WHAT IS ASKED: Show every line where "bool" occurs.

Entries taken from a collection:

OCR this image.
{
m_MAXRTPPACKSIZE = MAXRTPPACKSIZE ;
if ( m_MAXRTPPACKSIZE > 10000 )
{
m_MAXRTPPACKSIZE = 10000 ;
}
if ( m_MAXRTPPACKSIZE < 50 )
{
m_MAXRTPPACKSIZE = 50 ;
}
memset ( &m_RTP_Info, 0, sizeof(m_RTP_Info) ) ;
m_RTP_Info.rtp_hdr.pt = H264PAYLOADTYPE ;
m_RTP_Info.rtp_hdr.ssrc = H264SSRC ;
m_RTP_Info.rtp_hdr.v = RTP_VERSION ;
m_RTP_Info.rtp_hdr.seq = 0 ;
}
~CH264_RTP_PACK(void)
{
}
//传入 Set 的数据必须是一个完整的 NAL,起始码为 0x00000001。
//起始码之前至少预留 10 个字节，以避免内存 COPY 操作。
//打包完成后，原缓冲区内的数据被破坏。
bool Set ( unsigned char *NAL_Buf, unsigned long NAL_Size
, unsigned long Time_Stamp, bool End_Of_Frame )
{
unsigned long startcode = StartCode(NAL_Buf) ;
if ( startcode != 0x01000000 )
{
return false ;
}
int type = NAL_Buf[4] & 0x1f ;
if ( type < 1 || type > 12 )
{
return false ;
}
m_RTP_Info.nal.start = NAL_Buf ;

RESULT OF THIS TASK:
bool Set ( unsigned char *NAL_Buf, unsigned long NAL_Size
, unsigned long Time_Stamp, bool End_Of_Frame )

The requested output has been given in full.